_TASK DIRECTIONS:_
Every line that contains the word "world" should be copied out.

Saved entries
☆ ☆ ☆
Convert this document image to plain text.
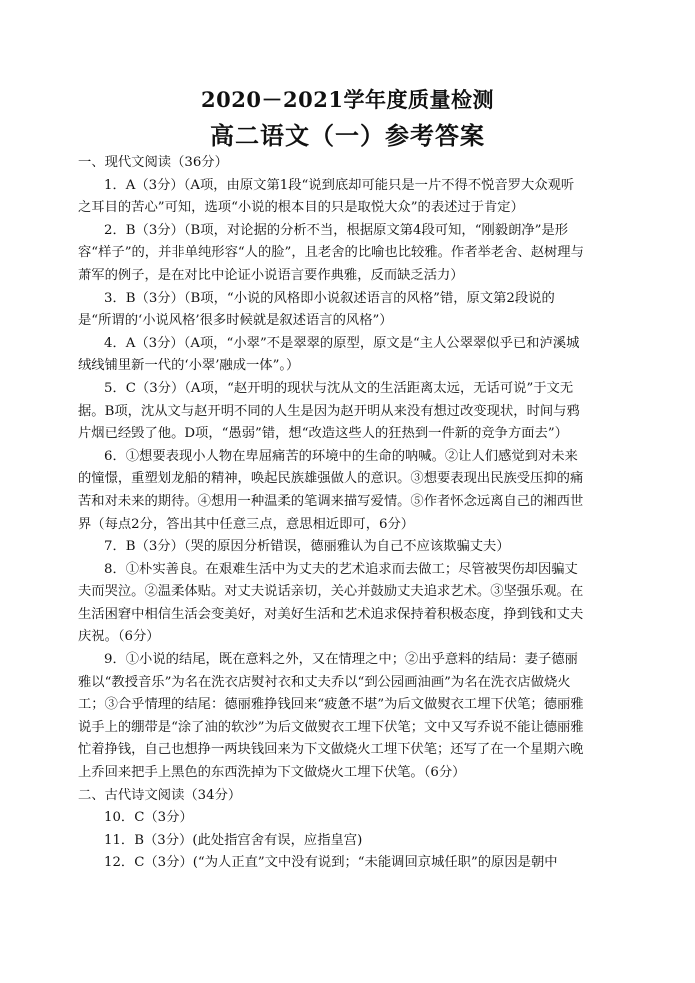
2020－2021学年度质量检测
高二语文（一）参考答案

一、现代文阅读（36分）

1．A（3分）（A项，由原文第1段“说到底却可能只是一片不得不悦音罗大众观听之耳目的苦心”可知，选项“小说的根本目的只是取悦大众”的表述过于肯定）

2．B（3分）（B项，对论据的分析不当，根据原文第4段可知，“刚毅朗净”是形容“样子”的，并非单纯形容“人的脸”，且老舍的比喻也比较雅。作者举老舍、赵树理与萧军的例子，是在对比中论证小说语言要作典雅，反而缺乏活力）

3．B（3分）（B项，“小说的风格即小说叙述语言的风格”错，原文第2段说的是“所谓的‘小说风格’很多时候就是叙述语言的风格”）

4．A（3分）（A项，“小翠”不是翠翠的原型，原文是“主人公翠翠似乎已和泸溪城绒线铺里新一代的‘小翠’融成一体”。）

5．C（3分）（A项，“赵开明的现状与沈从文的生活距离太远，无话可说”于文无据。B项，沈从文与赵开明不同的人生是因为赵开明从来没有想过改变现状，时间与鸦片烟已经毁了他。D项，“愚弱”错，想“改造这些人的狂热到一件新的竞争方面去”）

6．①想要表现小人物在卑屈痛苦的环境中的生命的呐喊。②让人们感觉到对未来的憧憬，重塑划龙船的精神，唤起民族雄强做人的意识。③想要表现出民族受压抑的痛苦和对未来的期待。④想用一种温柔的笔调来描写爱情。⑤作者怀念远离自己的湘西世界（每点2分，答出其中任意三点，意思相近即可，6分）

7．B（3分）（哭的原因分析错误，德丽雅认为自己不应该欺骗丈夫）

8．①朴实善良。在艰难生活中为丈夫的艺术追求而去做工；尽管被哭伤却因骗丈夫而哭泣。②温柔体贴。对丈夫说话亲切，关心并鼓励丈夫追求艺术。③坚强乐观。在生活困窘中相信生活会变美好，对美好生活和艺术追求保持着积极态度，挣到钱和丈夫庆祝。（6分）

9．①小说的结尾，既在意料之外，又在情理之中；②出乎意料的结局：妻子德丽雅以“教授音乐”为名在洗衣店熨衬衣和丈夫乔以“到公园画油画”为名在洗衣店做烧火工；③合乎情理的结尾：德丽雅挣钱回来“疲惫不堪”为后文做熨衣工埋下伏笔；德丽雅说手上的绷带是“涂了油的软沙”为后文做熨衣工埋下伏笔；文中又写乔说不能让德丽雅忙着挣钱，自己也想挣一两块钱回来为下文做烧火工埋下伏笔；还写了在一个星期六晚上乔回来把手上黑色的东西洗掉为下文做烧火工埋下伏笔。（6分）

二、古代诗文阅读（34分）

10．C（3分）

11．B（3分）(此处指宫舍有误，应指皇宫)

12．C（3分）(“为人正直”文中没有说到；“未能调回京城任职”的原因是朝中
☆ ☆ ☆
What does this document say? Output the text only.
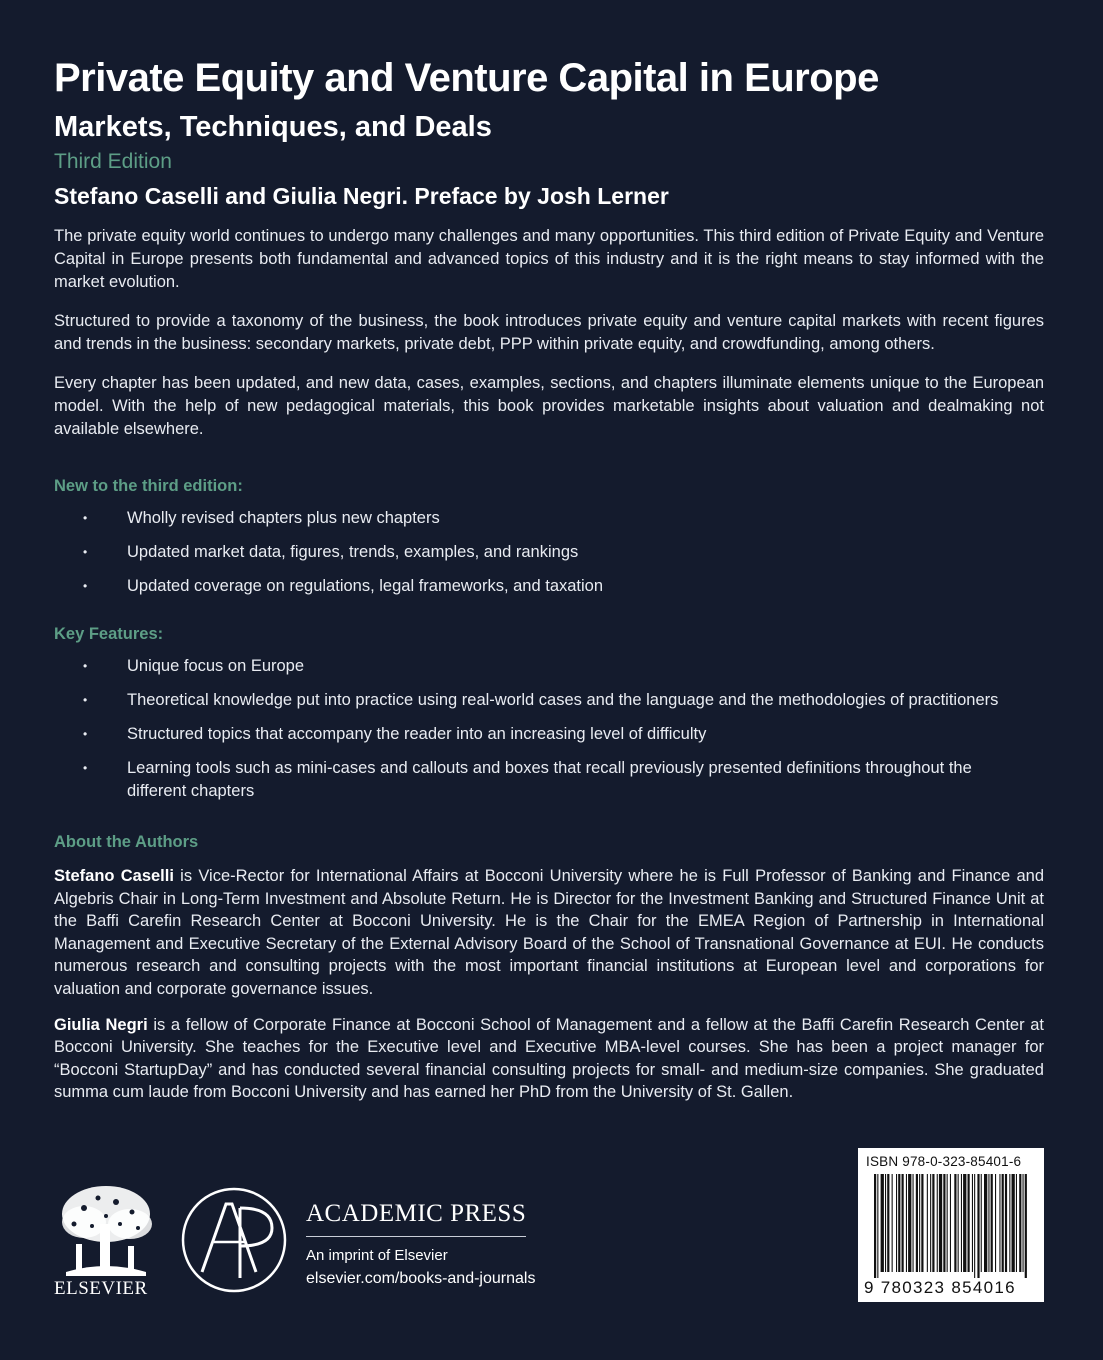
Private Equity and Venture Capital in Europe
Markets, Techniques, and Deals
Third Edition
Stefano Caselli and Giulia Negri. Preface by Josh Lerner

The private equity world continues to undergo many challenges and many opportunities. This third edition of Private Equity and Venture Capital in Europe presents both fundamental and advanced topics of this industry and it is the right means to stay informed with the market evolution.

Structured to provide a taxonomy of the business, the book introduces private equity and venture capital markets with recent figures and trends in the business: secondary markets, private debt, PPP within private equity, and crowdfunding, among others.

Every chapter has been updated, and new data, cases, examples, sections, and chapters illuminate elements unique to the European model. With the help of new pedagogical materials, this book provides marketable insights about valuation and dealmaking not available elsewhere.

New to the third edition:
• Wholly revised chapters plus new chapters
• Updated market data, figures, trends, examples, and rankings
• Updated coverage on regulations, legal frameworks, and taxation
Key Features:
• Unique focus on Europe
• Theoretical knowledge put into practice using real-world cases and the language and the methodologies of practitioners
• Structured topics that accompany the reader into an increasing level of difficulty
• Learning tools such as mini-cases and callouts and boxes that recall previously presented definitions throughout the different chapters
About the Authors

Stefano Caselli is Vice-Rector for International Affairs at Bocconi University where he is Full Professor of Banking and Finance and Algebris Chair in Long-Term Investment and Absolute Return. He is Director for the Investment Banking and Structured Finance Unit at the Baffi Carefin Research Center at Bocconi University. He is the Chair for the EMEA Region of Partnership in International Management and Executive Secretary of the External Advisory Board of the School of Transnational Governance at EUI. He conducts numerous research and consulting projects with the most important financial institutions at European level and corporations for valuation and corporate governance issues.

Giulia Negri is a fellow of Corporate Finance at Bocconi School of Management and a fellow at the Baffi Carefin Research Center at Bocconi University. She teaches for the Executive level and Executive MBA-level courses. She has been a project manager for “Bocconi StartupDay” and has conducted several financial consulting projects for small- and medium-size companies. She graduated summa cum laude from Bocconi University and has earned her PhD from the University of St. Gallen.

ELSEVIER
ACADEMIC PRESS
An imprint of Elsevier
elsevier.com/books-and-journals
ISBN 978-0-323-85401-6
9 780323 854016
☆ ☆ ☆
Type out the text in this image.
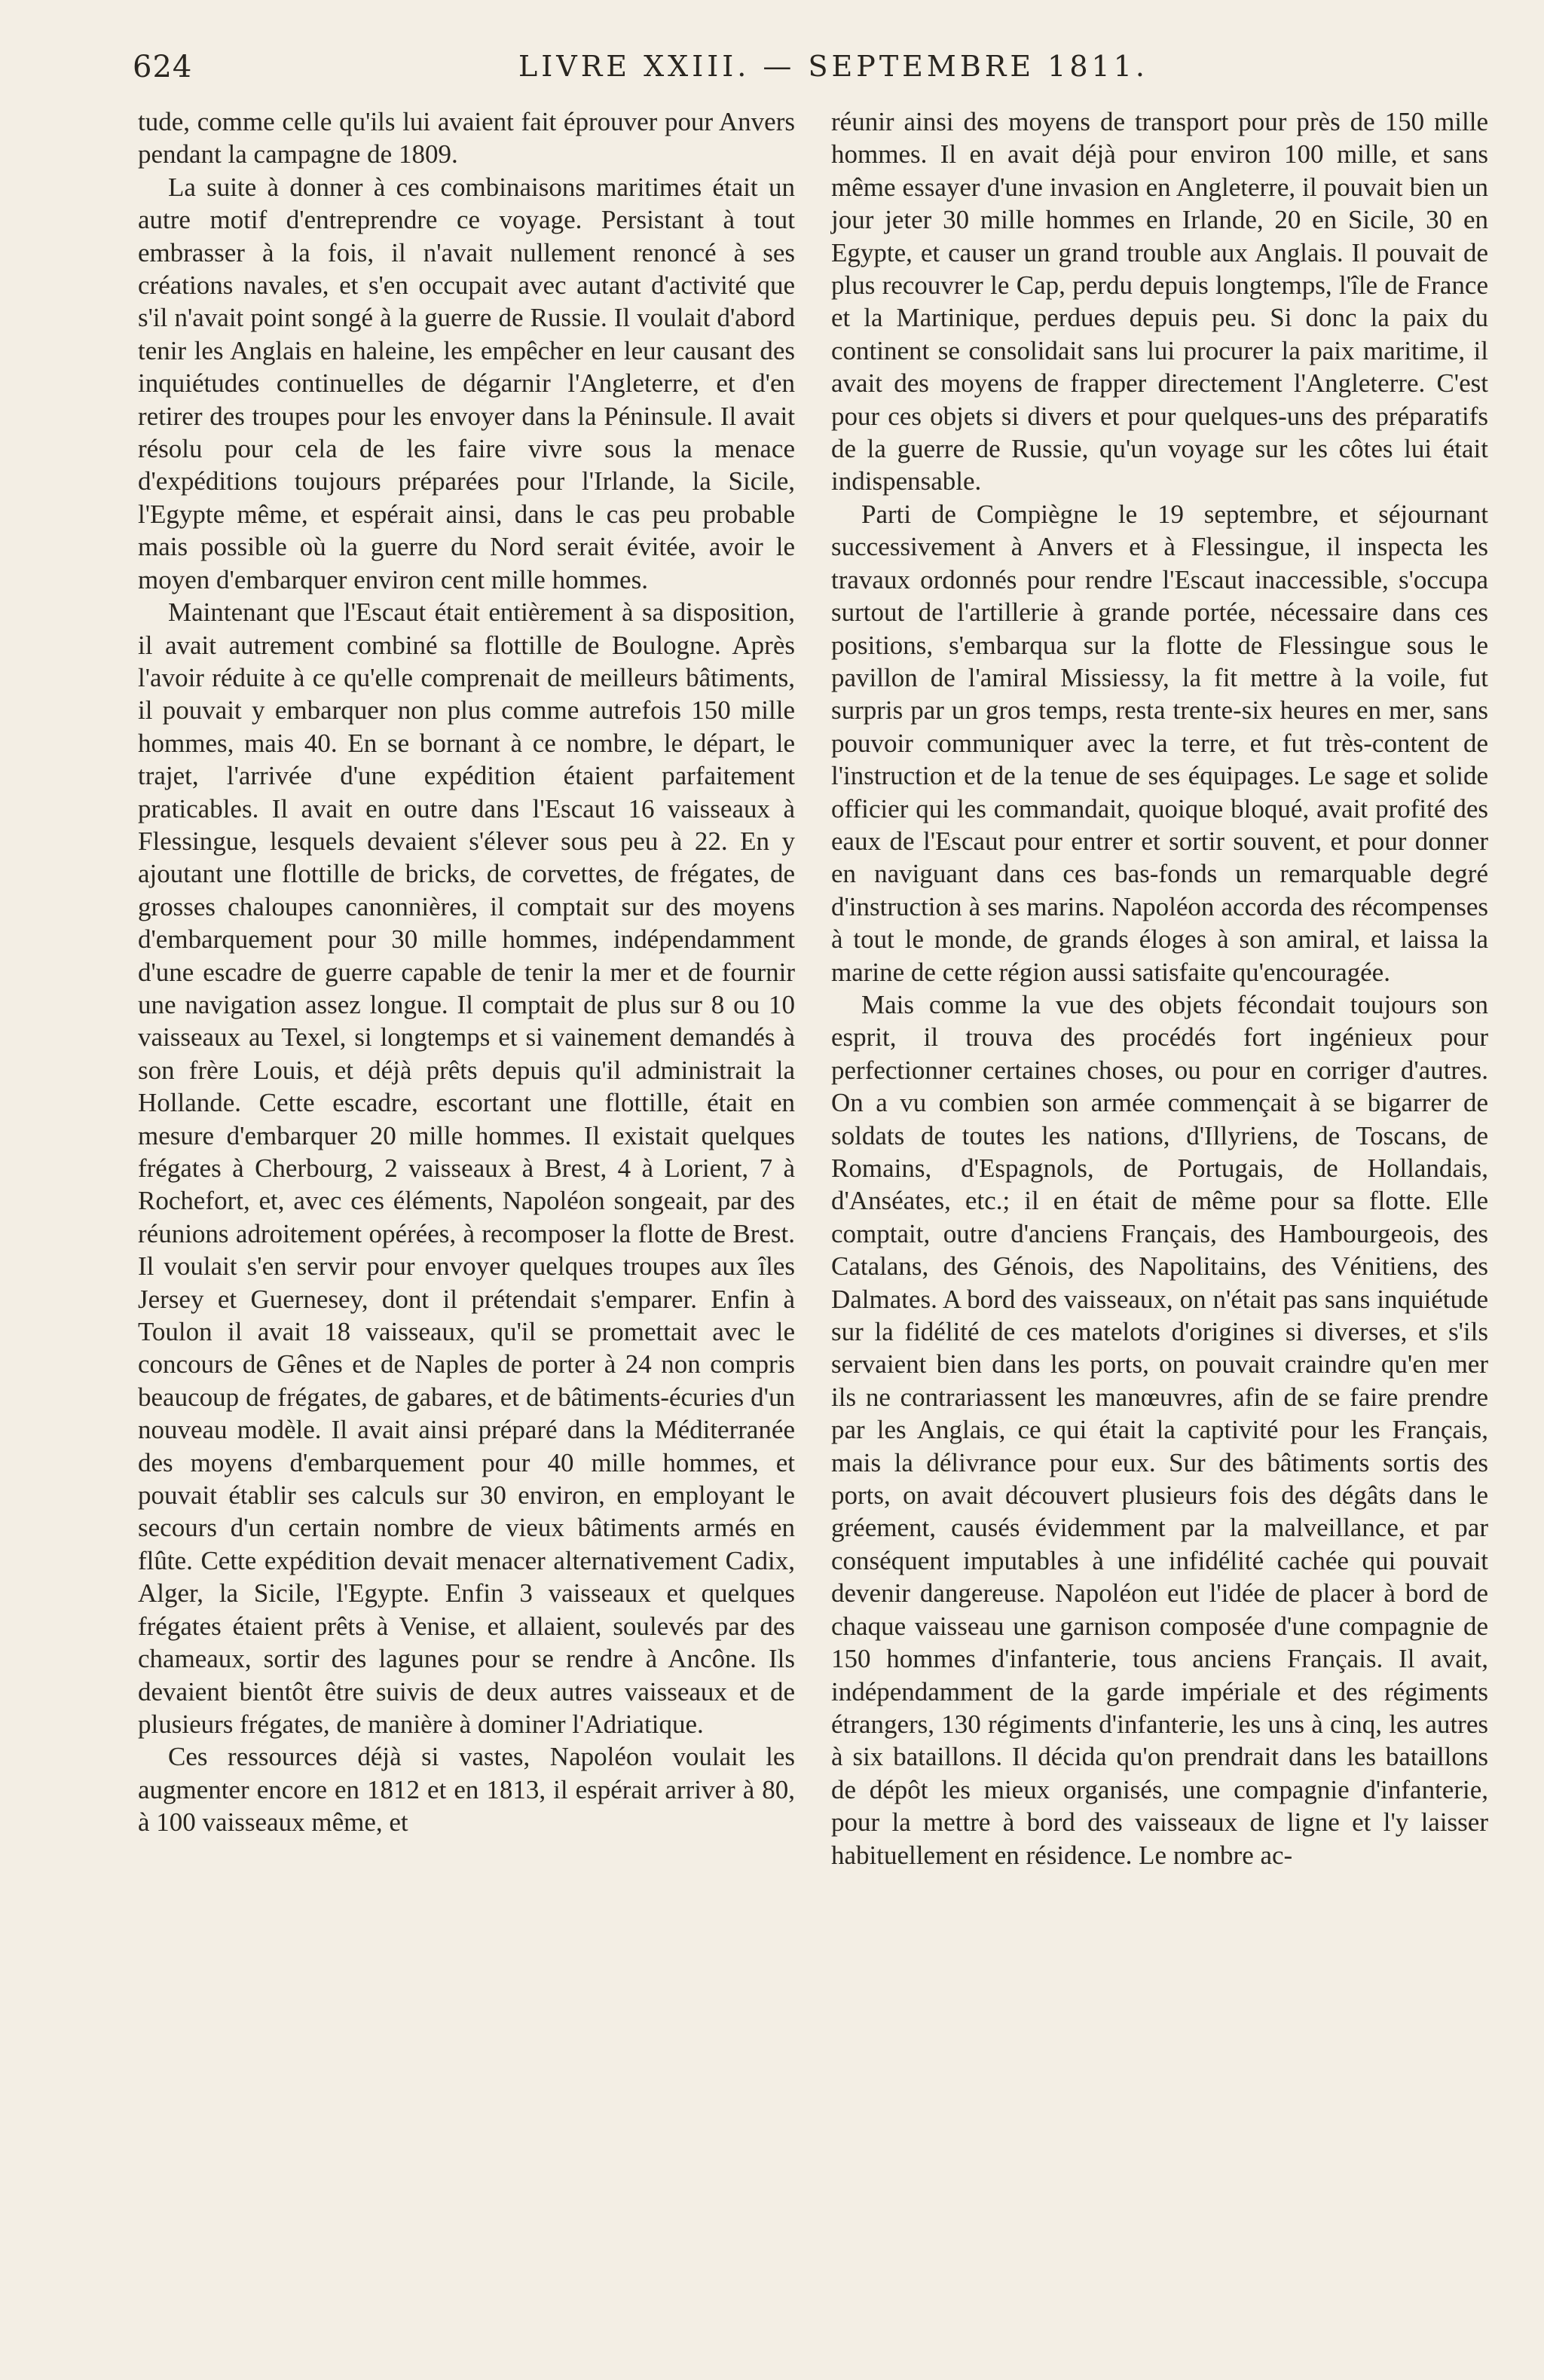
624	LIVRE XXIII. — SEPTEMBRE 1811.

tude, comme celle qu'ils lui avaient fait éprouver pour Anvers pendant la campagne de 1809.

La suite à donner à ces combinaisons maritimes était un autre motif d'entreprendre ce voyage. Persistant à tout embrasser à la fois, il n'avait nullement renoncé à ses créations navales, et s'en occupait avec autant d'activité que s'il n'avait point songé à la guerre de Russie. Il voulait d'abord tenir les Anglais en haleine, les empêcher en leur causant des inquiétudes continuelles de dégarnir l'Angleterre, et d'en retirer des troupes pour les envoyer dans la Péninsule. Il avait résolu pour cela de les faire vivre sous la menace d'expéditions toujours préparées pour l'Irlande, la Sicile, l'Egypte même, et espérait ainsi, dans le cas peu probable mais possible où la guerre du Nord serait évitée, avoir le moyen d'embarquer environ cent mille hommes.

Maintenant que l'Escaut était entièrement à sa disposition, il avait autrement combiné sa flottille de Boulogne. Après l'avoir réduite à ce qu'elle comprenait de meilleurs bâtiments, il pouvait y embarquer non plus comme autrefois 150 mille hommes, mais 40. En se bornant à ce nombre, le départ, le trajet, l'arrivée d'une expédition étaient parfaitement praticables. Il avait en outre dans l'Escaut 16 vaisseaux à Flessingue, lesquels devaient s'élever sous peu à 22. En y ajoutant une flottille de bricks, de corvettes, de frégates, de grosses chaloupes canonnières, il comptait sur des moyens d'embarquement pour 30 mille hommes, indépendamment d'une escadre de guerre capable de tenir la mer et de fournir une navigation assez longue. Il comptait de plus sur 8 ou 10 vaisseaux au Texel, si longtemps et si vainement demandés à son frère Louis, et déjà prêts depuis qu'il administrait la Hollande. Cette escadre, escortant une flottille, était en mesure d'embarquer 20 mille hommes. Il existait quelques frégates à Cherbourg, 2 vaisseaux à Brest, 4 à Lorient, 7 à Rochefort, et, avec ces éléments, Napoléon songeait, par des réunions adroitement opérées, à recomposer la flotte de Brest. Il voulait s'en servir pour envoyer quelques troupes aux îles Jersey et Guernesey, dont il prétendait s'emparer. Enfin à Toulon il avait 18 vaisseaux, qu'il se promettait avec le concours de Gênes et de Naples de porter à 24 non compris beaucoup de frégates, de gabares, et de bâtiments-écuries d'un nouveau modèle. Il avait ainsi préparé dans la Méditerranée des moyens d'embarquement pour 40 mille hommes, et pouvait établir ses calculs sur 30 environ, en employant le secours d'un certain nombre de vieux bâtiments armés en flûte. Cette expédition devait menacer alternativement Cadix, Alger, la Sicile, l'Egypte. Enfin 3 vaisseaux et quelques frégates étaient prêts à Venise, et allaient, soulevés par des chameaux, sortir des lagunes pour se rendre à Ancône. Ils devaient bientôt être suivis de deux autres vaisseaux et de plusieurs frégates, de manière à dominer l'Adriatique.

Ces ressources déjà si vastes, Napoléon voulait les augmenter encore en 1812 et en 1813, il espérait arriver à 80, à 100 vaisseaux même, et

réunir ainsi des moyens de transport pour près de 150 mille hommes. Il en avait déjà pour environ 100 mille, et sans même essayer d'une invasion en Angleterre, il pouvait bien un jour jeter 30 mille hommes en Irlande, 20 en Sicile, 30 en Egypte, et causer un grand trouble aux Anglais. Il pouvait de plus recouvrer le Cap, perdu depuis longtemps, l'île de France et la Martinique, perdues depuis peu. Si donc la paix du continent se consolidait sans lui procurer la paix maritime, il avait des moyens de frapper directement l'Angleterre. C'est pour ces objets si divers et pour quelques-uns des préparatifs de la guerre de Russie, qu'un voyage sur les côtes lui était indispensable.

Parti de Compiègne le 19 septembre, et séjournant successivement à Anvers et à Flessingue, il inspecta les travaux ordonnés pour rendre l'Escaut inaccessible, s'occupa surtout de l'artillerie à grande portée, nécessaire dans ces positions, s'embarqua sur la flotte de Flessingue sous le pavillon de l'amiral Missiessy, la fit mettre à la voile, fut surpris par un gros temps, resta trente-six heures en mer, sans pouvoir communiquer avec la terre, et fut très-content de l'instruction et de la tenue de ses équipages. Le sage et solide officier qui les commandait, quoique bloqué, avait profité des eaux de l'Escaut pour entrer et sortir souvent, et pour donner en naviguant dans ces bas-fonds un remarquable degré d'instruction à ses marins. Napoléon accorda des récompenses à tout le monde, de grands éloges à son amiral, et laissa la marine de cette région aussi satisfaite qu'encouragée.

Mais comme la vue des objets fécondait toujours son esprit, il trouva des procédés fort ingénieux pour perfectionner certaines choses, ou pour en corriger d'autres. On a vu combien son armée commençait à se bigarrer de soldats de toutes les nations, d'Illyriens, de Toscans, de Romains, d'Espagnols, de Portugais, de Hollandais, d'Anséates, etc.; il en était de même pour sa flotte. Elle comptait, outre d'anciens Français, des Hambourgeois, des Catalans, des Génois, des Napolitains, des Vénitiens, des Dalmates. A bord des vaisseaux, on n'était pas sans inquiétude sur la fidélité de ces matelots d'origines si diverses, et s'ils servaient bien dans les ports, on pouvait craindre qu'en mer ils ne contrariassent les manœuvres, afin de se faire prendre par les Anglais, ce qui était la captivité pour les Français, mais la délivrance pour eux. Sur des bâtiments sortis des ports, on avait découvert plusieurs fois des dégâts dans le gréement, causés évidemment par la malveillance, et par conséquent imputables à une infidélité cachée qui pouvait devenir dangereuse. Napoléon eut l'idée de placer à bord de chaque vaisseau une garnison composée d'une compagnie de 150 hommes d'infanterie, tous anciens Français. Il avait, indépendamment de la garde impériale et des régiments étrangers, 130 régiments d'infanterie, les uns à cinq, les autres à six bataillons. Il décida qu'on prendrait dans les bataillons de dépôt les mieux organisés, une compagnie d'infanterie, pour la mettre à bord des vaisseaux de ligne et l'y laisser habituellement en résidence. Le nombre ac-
☆ ☆ ☆
_EXERCISE RESULT:_
The private equity world continues to undergo many challenges and many opportunities. This third edition of Private Equity and Venture Capital in Europe presents both fundamental and advanced topics of this industry and it is the right means to stay informed with the market evolution.
• Theoretical knowledge put into practice using real-world cases and the language and the methodologies of practitioners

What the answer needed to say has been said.